# WHAT IS REQUIRED
In the copy, keep every record exact and leave out all images.

:::::

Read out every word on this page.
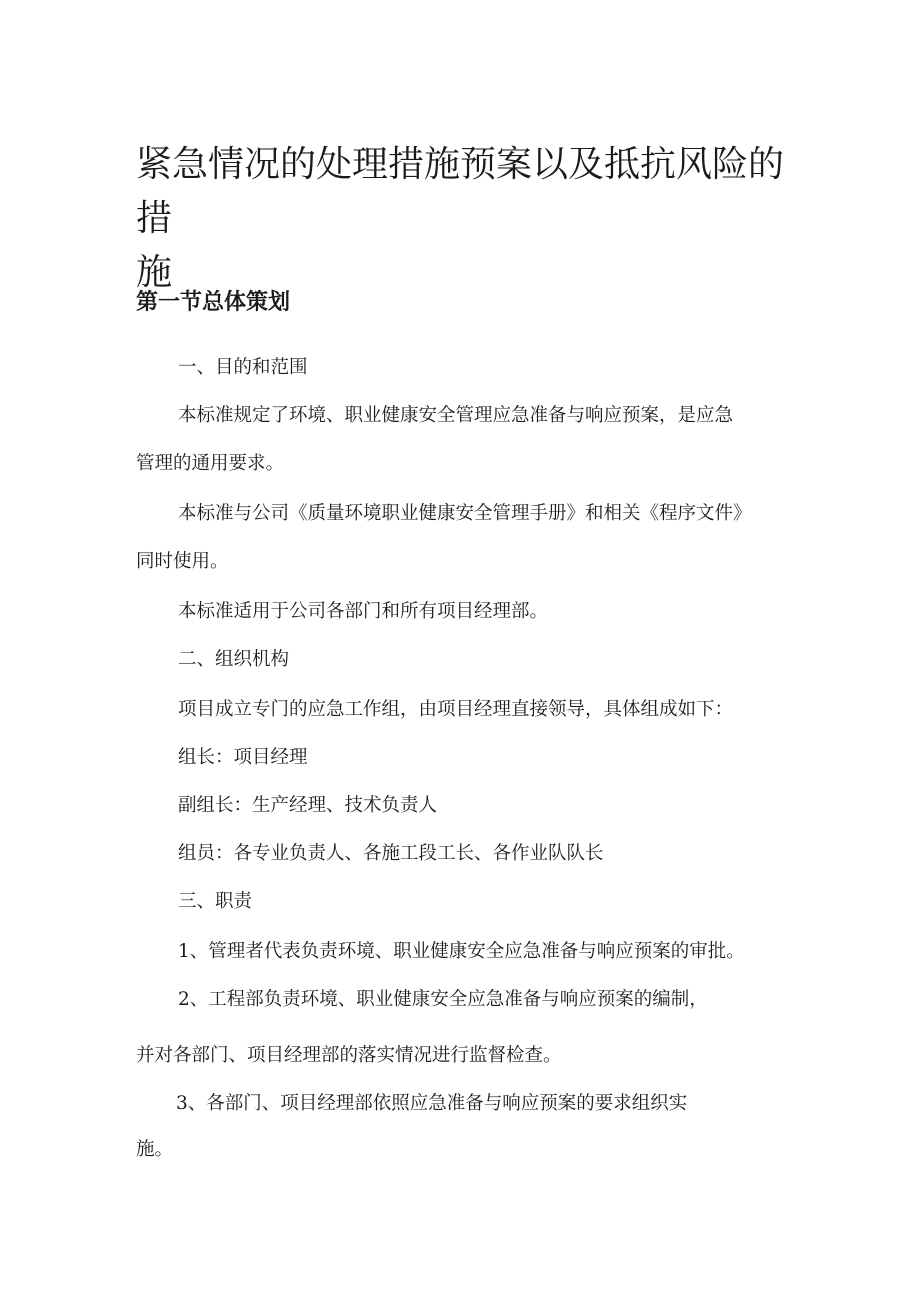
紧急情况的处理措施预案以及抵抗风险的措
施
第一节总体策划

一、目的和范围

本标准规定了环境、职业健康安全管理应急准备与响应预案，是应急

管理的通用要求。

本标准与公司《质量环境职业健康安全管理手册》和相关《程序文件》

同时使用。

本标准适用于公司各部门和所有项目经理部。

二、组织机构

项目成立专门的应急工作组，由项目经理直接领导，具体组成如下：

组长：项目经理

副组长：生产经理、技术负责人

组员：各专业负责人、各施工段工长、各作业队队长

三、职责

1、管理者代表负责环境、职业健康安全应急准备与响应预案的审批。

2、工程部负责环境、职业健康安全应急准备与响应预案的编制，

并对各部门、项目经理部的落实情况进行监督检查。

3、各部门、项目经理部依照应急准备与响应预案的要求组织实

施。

:::::

# OUTPUT OF THE TASK
Read out every word on this page.
紧急情况的处理措施预案以及抵抗风险的措
施
第一节总体策划

一、目的和范围

本标准规定了环境、职业健康安全管理应急准备与响应预案，是应急

管理的通用要求。

本标准与公司《质量环境职业健康安全管理手册》和相关《程序文件》

同时使用。

本标准适用于公司各部门和所有项目经理部。

二、组织机构

项目成立专门的应急工作组，由项目经理直接领导，具体组成如下：

组长：项目经理

副组长：生产经理、技术负责人

组员：各专业负责人、各施工段工长、各作业队队长

三、职责

1、管理者代表负责环境、职业健康安全应急准备与响应预案的审批。

2、工程部负责环境、职业健康安全应急准备与响应预案的编制，

并对各部门、项目经理部的落实情况进行监督检查。

3、各部门、项目经理部依照应急准备与响应预案的要求组织实

施。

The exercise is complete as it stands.